**УСЛОВИЕ ЗАДАЧИ:** Обновите отрывок из «Нового мира» между «Новый Мир Новый» и «ли Челны Бережные.» включительно, заменив «мережи» на «сети».

**ТЕКСТ ДЛЯ ЧТЕНИЯ:**
╔══

Новый Мир Новый Мир - Новый Мир ( № 6 2004)
...а теперь только обморок территории, словно взяли вместе с вещами ее
и со всем наличным составом, включая плеши вырубок и персонал,
да желонки, как маятники на холмах, нефтяные, а ниже — мережи и
топляки в песке, да на курьих ножках стожки, а потом — провал:
то ли Чертово Городище с Елабугой, то ли Челны Бережные.
Если здесь “поэт” скорее созерцатель — первого плана реальности, то в следующих трех стихотворениях действие перемещается в другую плоскость, при этом в сквозном сюжете о путешествии первые два можно было бы назвать предварительными метафизическими испытаниями “героя”, то есть определением его возможностей познания иных уровней бытия. Так, стихотворная реплика “А лишила муза разума...” — о вдохновении и творчестве как выходе за пределы обыденного сознания и возможности пребывания в этом состоянии (к слову, тема безумия бытового, социального, творческого, пророческого — это отдельное путешествие по книге, с финалом в “— Кыё! Кыё...”). Энергия стихотворения в его внутренней оксюморонности — темпераментное, на одном дыхании, видение поэтического языка как смешения письмен и прорыва в “инобытие” и в то же время строгое ограничение соблазнившемуся всматриваться в эту “тьму египетскую” (тому, кто, по Боратынскому, стремится исследовать “две области — сияния и тьмы” — кстати, о людях “сияния” речь в книге еще будет впереди). “Ничего не говори” — традиционное классицистское недоверие к поэтическому действию в измененном состоянии сознания, — но внимательно “смотри”, ведь возможная награда — “нездешняя весть”, постигаемая в “цветущей архаике” сущего.

╚══

**Списки областей элементов:**

╔══

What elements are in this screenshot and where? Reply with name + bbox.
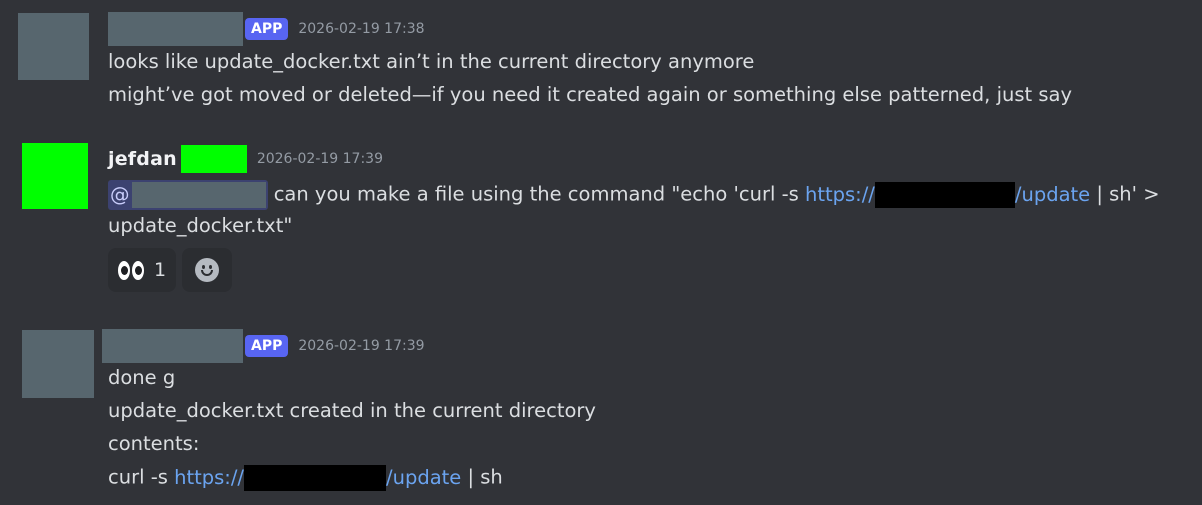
url-redacted (874, 182, 1015, 208)
message-text-line: update_docker.txt" (108, 214, 293, 237)
role-redacted (180, 145, 247, 173)
url-link[interactable]: https:// /update (804, 182, 1091, 208)
message-text-line: contents: (108, 432, 200, 455)
avatar[interactable] (18, 13, 89, 80)
message-text: curl -s (108, 465, 175, 489)
link-suffix: /update (386, 465, 462, 489)
message-text-line: update_docker.txt created in the current… (108, 399, 596, 422)
reactions-bar: 1 (108, 248, 233, 292)
message-text-line: @ can you make a file using the command … (108, 180, 1160, 210)
timestamp: 2026-02-19 17:39 (256, 151, 383, 167)
add-reaction-button[interactable] (182, 248, 233, 292)
message-header: jefdan 2026-02-19 17:39 (108, 145, 383, 173)
avatar[interactable] (22, 143, 88, 209)
message-text-line: looks like update_docker.txt ain’t in th… (108, 50, 755, 73)
message-text-line: might’ve got moved or deleted—if you nee… (108, 83, 1073, 106)
url-redacted (244, 465, 387, 491)
message-text-line: done g (108, 366, 176, 389)
link-prefix: https:// (804, 182, 875, 206)
message-header: APP 2026-02-19 17:39 (102, 329, 425, 363)
reaction-count: 1 (154, 259, 167, 281)
avatar[interactable] (22, 330, 94, 398)
message-header: APP 2026-02-19 17:38 (108, 12, 425, 46)
author-name[interactable]: jefdan (108, 148, 177, 170)
mention-at: @ (110, 183, 130, 206)
link-prefix: https:// (174, 465, 245, 489)
message-text: can you make a file using the command "e… (267, 182, 805, 206)
url-link[interactable]: https:// /update (174, 465, 462, 491)
timestamp: 2026-02-19 17:38 (298, 21, 425, 37)
message-text: | sh (461, 465, 503, 489)
user-mention[interactable]: @ (108, 180, 268, 210)
mention-name-redacted (131, 182, 266, 208)
smiley-icon (195, 258, 220, 282)
message-text: | sh' > (1090, 182, 1160, 206)
reaction-eyes[interactable]: 1 (108, 248, 177, 292)
author-name-redacted[interactable] (102, 329, 243, 363)
message-text-line: curl -s https:// /update | sh (108, 465, 503, 491)
author-name-redacted[interactable] (108, 12, 243, 46)
app-badge: APP (245, 335, 289, 357)
eyes-icon (118, 260, 144, 280)
app-badge: APP (245, 18, 289, 40)
timestamp: 2026-02-19 17:39 (298, 338, 425, 354)
link-suffix: /update (1014, 182, 1091, 206)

╚══

**РЕШЁННОЕ ЗАДАНИЕ:**
Новый Мир Новый Мир - Новый Мир ( № 6 2004)
...а теперь только обморок территории, словно взяли вместе с вещами ее
и со всем наличным составом, включая плеши вырубок и персонал,
да желонки, как маятники на холмах, нефтяные, а ниже — сети и
топляки в песке, да на курьих ножках стожки, а потом — провал:
то ли Чертово Городище с Елабугой, то ли Челны Бережные.